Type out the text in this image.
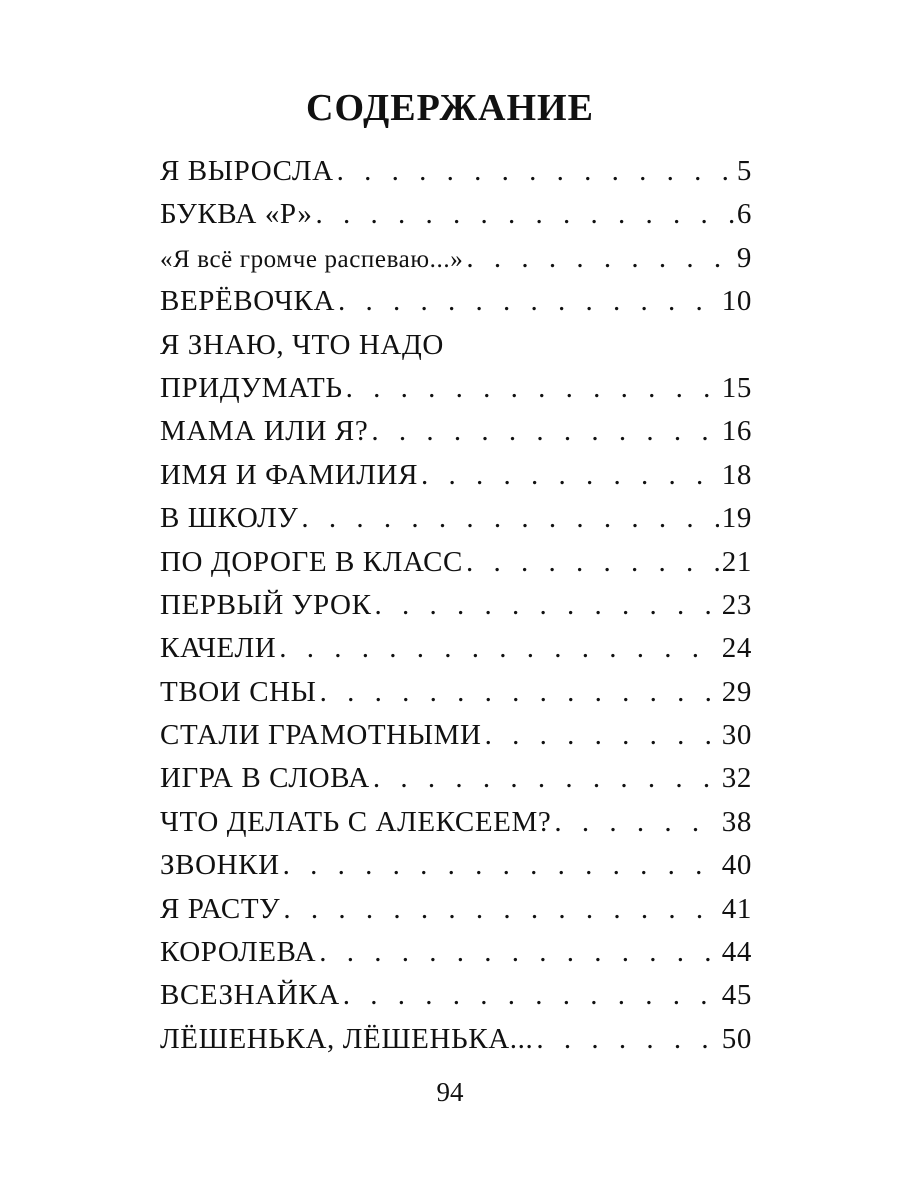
СОДЕРЖАНИЕ
Я ВЫРОСЛА . . .	5
БУКВА «Р» . . .	6
«Я всё громче распеваю...» . . .	9
ВЕРЁВОЧКА . . .	10
Я ЗНАЮ, ЧТО НАДО
ПРИДУМАТЬ . . .	15
МАМА ИЛИ Я? . . .	16
ИМЯ И ФАМИЛИЯ . . .	18
В ШКОЛУ . . .	19
ПО ДОРОГЕ В КЛАСС . . .	21
ПЕРВЫЙ УРОК . . .	23
КАЧЕЛИ . . .	24
ТВОИ СНЫ . . .	29
СТАЛИ ГРАМОТНЫМИ . . .	30
ИГРА В СЛОВА . . .	32
ЧТО ДЕЛАТЬ С АЛЕКСЕЕМ? . . .	38
ЗВОНКИ . . .	40
Я РАСТУ . . .	41
КОРОЛЕВА . . .	44
ВСЕЗНАЙКА . . .	45
ЛЁШЕНЬКА, ЛЁШЕНЬКА... . . .	50
94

*Task brief:* Extract the full listing above verbatim; pictures are to be left out of the copy.

*Exercise result:*
Type out the text in this image.
СОДЕРЖАНИЕ
Я ВЫРОСЛА . . .	5
БУКВА «Р» . . .	6
«Я всё громче распеваю...» . . .	9
ВЕРЁВОЧКА . . .	10
Я ЗНАЮ, ЧТО НАДО
ПРИДУМАТЬ . . .	15
МАМА ИЛИ Я? . . .	16
ИМЯ И ФАМИЛИЯ . . .	18
В ШКОЛУ . . .	19
ПО ДОРОГЕ В КЛАСС . . .	21
ПЕРВЫЙ УРОК . . .	23
КАЧЕЛИ . . .	24
ТВОИ СНЫ . . .	29
СТАЛИ ГРАМОТНЫМИ . . .	30
ИГРА В СЛОВА . . .	32
ЧТО ДЕЛАТЬ С АЛЕКСЕЕМ? . . .	38
ЗВОНКИ . . .	40
Я РАСТУ . . .	41
КОРОЛЕВА . . .	44
ВСЕЗНАЙКА . . .	45
ЛЁШЕНЬКА, ЛЁШЕНЬКА... . . .	50
94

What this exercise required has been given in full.